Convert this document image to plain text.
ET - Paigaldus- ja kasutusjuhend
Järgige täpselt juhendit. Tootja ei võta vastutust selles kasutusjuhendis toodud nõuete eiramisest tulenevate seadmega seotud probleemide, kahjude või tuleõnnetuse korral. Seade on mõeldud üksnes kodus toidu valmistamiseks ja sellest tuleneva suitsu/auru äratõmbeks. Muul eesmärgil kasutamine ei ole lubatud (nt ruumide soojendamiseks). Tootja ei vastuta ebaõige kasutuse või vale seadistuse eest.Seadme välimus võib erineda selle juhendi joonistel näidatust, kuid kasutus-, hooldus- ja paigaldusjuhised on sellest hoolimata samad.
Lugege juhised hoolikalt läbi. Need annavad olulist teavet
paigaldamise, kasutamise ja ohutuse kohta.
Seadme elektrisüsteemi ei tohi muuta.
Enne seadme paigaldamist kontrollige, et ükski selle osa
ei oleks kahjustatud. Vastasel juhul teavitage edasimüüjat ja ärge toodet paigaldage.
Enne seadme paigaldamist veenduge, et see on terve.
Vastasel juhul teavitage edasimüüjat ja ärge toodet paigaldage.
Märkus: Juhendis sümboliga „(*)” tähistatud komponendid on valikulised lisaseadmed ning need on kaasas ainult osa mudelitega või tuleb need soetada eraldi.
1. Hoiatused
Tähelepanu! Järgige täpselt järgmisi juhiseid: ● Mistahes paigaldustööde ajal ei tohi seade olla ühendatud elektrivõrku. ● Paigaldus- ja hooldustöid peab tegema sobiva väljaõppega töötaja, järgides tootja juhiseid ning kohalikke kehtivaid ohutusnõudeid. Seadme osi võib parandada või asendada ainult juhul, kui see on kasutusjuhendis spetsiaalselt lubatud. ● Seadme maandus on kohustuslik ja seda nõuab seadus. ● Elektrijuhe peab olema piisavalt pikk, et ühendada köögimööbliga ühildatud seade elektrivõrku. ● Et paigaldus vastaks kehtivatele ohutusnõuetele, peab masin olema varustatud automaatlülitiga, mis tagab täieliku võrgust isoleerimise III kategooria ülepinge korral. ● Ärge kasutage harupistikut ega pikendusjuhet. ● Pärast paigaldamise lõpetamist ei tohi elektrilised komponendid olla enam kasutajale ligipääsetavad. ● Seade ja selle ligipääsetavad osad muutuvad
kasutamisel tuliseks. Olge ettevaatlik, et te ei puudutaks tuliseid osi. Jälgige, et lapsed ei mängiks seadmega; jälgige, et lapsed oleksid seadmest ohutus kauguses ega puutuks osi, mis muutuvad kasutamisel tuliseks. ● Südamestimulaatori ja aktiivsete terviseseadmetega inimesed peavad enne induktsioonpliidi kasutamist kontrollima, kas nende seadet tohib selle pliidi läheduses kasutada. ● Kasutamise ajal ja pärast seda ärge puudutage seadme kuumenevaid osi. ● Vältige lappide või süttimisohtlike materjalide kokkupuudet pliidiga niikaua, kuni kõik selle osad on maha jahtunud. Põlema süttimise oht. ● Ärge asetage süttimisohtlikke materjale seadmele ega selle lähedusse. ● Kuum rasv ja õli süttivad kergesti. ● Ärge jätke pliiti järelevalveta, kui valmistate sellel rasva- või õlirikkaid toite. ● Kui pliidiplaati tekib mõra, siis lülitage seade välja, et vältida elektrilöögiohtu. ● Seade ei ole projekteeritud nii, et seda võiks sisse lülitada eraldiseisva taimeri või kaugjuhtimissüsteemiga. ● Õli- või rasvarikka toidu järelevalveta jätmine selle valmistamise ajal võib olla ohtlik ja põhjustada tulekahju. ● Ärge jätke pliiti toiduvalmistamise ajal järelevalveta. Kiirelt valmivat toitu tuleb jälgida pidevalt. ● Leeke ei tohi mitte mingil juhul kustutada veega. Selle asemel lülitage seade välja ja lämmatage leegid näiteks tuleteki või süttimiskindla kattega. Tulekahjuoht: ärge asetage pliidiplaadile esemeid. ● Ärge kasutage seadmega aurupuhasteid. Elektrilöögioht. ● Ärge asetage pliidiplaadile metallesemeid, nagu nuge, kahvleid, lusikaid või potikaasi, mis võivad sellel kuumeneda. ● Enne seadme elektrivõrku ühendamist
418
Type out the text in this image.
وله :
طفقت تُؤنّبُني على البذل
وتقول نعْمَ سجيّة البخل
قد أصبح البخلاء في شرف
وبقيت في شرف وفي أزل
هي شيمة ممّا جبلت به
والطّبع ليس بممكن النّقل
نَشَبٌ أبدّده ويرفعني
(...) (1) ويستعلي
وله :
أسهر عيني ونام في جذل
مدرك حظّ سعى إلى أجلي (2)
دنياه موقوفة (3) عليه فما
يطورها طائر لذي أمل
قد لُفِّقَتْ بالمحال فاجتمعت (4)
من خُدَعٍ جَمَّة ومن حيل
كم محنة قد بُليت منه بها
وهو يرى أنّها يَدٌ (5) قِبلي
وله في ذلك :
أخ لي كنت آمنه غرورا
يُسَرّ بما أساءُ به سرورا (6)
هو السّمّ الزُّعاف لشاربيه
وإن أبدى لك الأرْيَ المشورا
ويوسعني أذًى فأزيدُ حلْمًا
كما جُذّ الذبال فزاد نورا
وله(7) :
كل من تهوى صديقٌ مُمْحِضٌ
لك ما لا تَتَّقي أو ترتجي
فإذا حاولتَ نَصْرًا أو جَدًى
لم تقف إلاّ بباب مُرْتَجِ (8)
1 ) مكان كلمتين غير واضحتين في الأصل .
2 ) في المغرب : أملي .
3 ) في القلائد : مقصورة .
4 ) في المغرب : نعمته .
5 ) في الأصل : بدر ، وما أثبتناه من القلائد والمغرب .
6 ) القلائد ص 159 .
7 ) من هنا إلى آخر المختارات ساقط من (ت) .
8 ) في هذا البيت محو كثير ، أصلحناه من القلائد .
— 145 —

● **TASK DIRECTIONS**:
Work out the count of lines containing the word "paigaldamist", then write only that count.

● **RESPONSE TO THIS EXERCISE**:
2